INPUT MATERIAL:
==========
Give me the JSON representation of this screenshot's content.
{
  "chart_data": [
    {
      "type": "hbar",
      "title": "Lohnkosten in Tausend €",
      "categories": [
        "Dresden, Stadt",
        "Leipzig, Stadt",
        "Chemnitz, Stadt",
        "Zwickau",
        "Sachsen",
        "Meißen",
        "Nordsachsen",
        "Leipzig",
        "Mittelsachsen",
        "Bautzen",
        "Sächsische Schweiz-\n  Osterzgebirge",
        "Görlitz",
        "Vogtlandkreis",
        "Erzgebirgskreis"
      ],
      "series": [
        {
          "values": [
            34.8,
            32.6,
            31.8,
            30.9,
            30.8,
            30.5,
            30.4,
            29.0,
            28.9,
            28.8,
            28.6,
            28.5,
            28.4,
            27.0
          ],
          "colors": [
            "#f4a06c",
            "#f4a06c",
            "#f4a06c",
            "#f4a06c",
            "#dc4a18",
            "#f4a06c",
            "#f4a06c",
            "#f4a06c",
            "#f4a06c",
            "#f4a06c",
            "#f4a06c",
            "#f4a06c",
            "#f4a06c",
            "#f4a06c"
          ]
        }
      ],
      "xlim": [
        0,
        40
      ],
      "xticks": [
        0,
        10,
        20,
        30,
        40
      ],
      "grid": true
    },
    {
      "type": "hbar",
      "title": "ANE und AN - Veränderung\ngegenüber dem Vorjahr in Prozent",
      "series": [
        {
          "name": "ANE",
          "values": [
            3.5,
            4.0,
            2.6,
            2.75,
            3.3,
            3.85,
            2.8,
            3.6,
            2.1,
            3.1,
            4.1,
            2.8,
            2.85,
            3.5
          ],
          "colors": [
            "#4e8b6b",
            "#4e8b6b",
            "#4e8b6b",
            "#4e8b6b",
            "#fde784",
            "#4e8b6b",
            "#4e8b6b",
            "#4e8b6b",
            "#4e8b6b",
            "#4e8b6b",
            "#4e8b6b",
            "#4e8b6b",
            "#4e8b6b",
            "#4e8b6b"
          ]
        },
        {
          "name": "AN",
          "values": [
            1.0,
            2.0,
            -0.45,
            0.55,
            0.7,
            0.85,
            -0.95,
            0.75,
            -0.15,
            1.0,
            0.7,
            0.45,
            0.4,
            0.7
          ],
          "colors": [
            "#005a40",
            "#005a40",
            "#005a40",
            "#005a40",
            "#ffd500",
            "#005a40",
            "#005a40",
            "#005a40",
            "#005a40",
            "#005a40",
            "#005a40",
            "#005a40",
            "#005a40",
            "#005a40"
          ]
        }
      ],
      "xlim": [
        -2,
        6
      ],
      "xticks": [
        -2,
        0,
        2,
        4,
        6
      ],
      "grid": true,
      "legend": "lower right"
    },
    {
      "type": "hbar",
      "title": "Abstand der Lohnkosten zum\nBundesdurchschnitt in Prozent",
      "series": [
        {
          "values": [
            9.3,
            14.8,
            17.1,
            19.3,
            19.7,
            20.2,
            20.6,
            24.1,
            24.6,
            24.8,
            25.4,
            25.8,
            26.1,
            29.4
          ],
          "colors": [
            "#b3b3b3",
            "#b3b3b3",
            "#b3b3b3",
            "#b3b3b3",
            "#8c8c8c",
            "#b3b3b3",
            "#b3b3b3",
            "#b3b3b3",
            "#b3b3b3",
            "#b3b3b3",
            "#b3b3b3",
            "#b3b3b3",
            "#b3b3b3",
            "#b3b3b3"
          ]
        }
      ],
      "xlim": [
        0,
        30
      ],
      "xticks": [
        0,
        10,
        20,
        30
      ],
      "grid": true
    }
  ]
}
==========
Take the entries above and copy them out exactly.

ANSWER TO THE EXERCISE:
Give me the JSON representation of this screenshot's content.
{
  "chart_data": [
    {
      "type": "hbar",
      "title": "Lohnkosten in Tausend €",
      "categories": [
        "Dresden, Stadt",
        "Leipzig, Stadt",
        "Chemnitz, Stadt",
        "Zwickau",
        "Sachsen",
        "Meißen",
        "Nordsachsen",
        "Leipzig",
        "Mittelsachsen",
        "Bautzen",
        "Sächsische Schweiz-\n  Osterzgebirge",
        "Görlitz",
        "Vogtlandkreis",
        "Erzgebirgskreis"
      ],
      "series": [
        {
          "values": [
            34.8,
            32.6,
            31.8,
            30.9,
            30.8,
            30.5,
            30.4,
            29.0,
            28.9,
            28.8,
            28.6,
            28.5,
            28.4,
            27.0
          ],
          "colors": [
            "#f4a06c",
            "#f4a06c",
            "#f4a06c",
            "#f4a06c",
            "#dc4a18",
            "#f4a06c",
            "#f4a06c",
            "#f4a06c",
            "#f4a06c",
            "#f4a06c",
            "#f4a06c",
            "#f4a06c",
            "#f4a06c",
            "#f4a06c"
          ]
        }
      ],
      "xlim": [
        0,
        40
      ],
      "xticks": [
        0,
        10,
        20,
        30,
        40
      ],
      "grid": true
    },
    {
      "type": "hbar",
      "title": "ANE und AN - Veränderung\ngegenüber dem Vorjahr in Prozent",
      "series": [
        {
          "name": "ANE",
          "values": [
            3.5,
            4.0,
            2.6,
            2.75,
            3.3,
            3.85,
            2.8,
            3.6,
            2.1,
            3.1,
            4.1,
            2.8,
            2.85,
            3.5
          ],
          "colors": [
            "#4e8b6b",
            "#4e8b6b",
            "#4e8b6b",
            "#4e8b6b",
            "#fde784",
            "#4e8b6b",
            "#4e8b6b",
            "#4e8b6b",
            "#4e8b6b",
            "#4e8b6b",
            "#4e8b6b",
            "#4e8b6b",
            "#4e8b6b",
            "#4e8b6b"
          ]
        },
        {
          "name": "AN",
          "values": [
            1.0,
            2.0,
            -0.45,
            0.55,
            0.7,
            0.85,
            -0.95,
            0.75,
            -0.15,
            1.0,
            0.7,
            0.45,
            0.4,
            0.7
          ],
          "colors": [
            "#005a40",
            "#005a40",
            "#005a40",
            "#005a40",
            "#ffd500",
            "#005a40",
            "#005a40",
            "#005a40",
            "#005a40",
            "#005a40",
            "#005a40",
            "#005a40",
            "#005a40",
            "#005a40"
          ]
        }
      ],
      "xlim": [
        -2,
        6
      ],
      "xticks": [
        -2,
        0,
        2,
        4,
        6
      ],
      "grid": true,
      "legend": "lower right"
    },
    {
      "type": "hbar",
      "title": "Abstand der Lohnkosten zum\nBundesdurchschnitt in Prozent",
      "series": [
        {
          "values": [
            9.3,
            14.8,
            17.1,
            19.3,
            19.7,
            20.2,
            20.6,
            24.1,
            24.6,
            24.8,
            25.4,
            25.8,
            26.1,
            29.4
          ],
          "colors": [
            "#b3b3b3",
            "#b3b3b3",
            "#b3b3b3",
            "#b3b3b3",
            "#8c8c8c",
            "#b3b3b3",
            "#b3b3b3",
            "#b3b3b3",
            "#b3b3b3",
            "#b3b3b3",
            "#b3b3b3",
            "#b3b3b3",
            "#b3b3b3",
            "#b3b3b3"
          ]
        }
      ],
      "xlim": [
        0,
        30
      ],
      "xticks": [
        0,
        10,
        20,
        30
      ],
      "grid": true
    }
  ]
}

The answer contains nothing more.